*** PASSAGE TO READ ***
Hi,
I just committed a proof of concept implementation of below algorithm to
my GitHub repository at https://github.com/mduerig/json-diff. For
maximal clarity this is a standalone implementation outside the Oak
framework.
Michael
On 27.11.12 13:16, Michael Dürig wrote:
>
> Hi,
>
> As mentioned in my previous message, here is a draft of an algorithm
> which should be capable of creating a change log from two trees, such
> that when the change log is applied to the source tree it will transform
> it to the destination tree. The algorithm is capable of coping with copy
> and move operations given that the source node of such operations is
> tracked.
>
> The algorithm relies on a couple of observations:
>
> * Deletions of children needs to be handled before addition in order to
> avoid conflicting child names.
>
> * Actual deletion needs to be deferred, since child nodes of a deleted
> node might still be be referred by a move operation which is only
> detected later in the differencing process. The algorithm does this by
> moving such nodes to a "trash" node which is removed again at the very
> end. This additional move operation might in the worst case cause each
> moved node to be moved twice leading to a (IMO negligible) blow up of
> the change log.
>
> * Reconstructing a change log relies on incrementally applying detected
> changes to the source tree until it matches the destination tree. This
> is the place where tracking of source nodes of move and copy operations
> is crucial.
>
>
> The pseudo code of the algorithm abstracts away from the current data
> structures we use in Oak and is only concerned with nodes. Its main
> purpose is to demonstrate the core of the algorithm so there might be
> still lots of room for improvements and optimisations. Also the tree
> structures used in the algorithm are mutable. However it should
> eventually easily to adapt these to NodeBuilders.
>
> Michael
>
> // Global variable holding the JSOP journal after the diffTree below
> returns.
> jsop = ""
>
> /*
> Create a JSOP journal, which when applied to tree S will transform
> it to tree T.
> */
> diffTrees(S, T) {
> // Create a location (trash) which will temporarily hold removed nodes.
> // This is necessary since these (or child nodes thereof) might still be
> // needed in move operations occurring only later in the differencing
> process.
> X = S.addNode(createUniqueName)
>
> // The main differencing process starts at the roots of the trees and
> // progresses recursively level by level.
> diffNodes(X, S, T)
>
> // Remove the trash location and all its content
> jsop += "-" + X.path
> }
>
> /*
> Create JSOP operations for the differences of the immediate children
> of trees S and T. Tree X serves as trash.
*** LISTING ***
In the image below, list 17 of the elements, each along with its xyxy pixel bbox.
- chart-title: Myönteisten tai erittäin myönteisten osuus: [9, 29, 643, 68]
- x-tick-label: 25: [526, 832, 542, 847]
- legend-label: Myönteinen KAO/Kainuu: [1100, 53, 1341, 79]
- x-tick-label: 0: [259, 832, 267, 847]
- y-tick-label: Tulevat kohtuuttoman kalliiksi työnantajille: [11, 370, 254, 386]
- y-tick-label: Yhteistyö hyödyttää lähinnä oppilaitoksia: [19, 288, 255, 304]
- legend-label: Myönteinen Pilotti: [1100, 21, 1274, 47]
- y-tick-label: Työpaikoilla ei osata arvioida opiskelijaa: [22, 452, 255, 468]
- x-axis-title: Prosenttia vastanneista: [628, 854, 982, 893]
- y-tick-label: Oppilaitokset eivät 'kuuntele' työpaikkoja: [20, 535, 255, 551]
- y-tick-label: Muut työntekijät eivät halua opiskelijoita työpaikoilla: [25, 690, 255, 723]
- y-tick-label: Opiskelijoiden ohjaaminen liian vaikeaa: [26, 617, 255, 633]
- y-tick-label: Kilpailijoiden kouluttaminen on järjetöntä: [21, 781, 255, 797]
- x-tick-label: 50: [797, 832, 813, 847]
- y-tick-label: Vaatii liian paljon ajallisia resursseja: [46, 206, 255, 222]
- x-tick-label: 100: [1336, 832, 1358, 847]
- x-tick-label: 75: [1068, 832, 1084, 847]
***
_THINGS TO DO:_
**1)** In the tree-diff algorithm post, where are removed nodes kept until the end of the process?
**2)** Resume the tree-diff algorithm post after its last line.

_ANSWER LIST:_
**1)** They are moved to a "trash" node, which is removed at the very end.

**2)**
> */
> diffNode(X, S, T) {
> deleted = S.childNames \ T.childNames // set difference
> added = T.childNames \ S.childNames
>
> // Need to take care of deleted nodes first in order to avoid
> // name clashes when adding new nodes later.
> for (d : deleted) {
> t = S.child(d)
> n = createUniqueName
>
> // Deleted nodes are moved to trash.
> t.moveTo(X, n) // Move node t to parent X with name n
> op = ">" + t.sourceNode.path + ":" + t.path
> jsop += op
> S.apply(op) // Transform S according to the single op
> }
>
> for (a : added) {
> t = T.child(a)
>
> // assume we can detect a copied node and know its source node
> if (isCopied(t)) {
> op = "*" + t.sourceNode.path + ":" + t.path
> }
>
> // assume we can detect a moved node and know its source node
> else if (isMoved(t)) {
> op = ">" + t.sourceNode.path + ":" + t.path
> }
>
> // this is an added node
> else {
> op = "+" + t.path
> }
>
> jsop += op
> S.apply(op) // Transform S according to the single op
> }
>
> // assert S.childNames == T.childNames
> for (c : T.childNames) {
> diffNode(S.child(c), T.child(c))
> }
> }
>
>
>
>
> On 27.11.12 10:56, Jukka Zitting wrote:
>> Hi,
>>
>> As discussed at length earlier, in oak-core we only keep track of tree
>> states instead of change logs, i.e. the sequences of changes that lead
>> from one state to another. This works pretty well in general and
>> avoids a lot of extra complexity, but poses the question of how to
>> best produce the JSOP change log that the MicroKernel expects.
>>
>> The default case where content is simply added, modified or removed is
>> easily handled by the existing JsopDiff class that maps a tree diff to
>> the corresponding JSOP operations. The only big problem with this
>> approach is that it doesn't handle bulk operations like copies and
>> moves too well, instead it falls back to large add(+remove)
>> operations. Currently we work around this problem by mapping each
>> higher-level copy and move operation to separate branch commits that
>> contain just that operation, which isn't too ideal.
>>
>> Michael already did quite a bit of work on this problem earlier and
>> realized that it's essentially impossible to reliably extract all
>> copies and moves from just a tree diff. He did come up with a pretty
>> brilliant mechanism for handling that case when we do have the
>> original change log, but I'd really like to avoid having to keep track
>> of all changes.
>>
>> Thus I looked at how we could leverage the following two
>> simplifications to the problem posed by a general tree diff:
>>
>> 1) For each tree node we keep track of its original location. For
>> example in KernelNodeState we have a record of the path at which the
>> node existed in the base revision.
>>
>> 2) We don't need optimal handling of all possible corner cases. As
>> long as we cover basic copy and move use cases we can let the handling
>> of trickier situations (like replacing a tree with one of its
>> subtrees, or swapping two subtrees) degrade to the fallback mechanism
>> we already have in JsopDiff. The lack of fully accurate move tracking
>> may cause difficulty in merging concurrent changes over moves, but I
>> think a few extra potential conflicts over non-trivial moves is a
>> reasonable price to pay.
>>
>> I did some work along these lines already earlier with the
>> CopyAndMoveAwareJsopDiff class you can find inside KernelRootBuilder,
>> but couldn't make it work properly. Based on discussions with Michael
>> last week I think we should be able to come up with an algorithm that
>> works pretty well for this purpose. More on that in follow-ups.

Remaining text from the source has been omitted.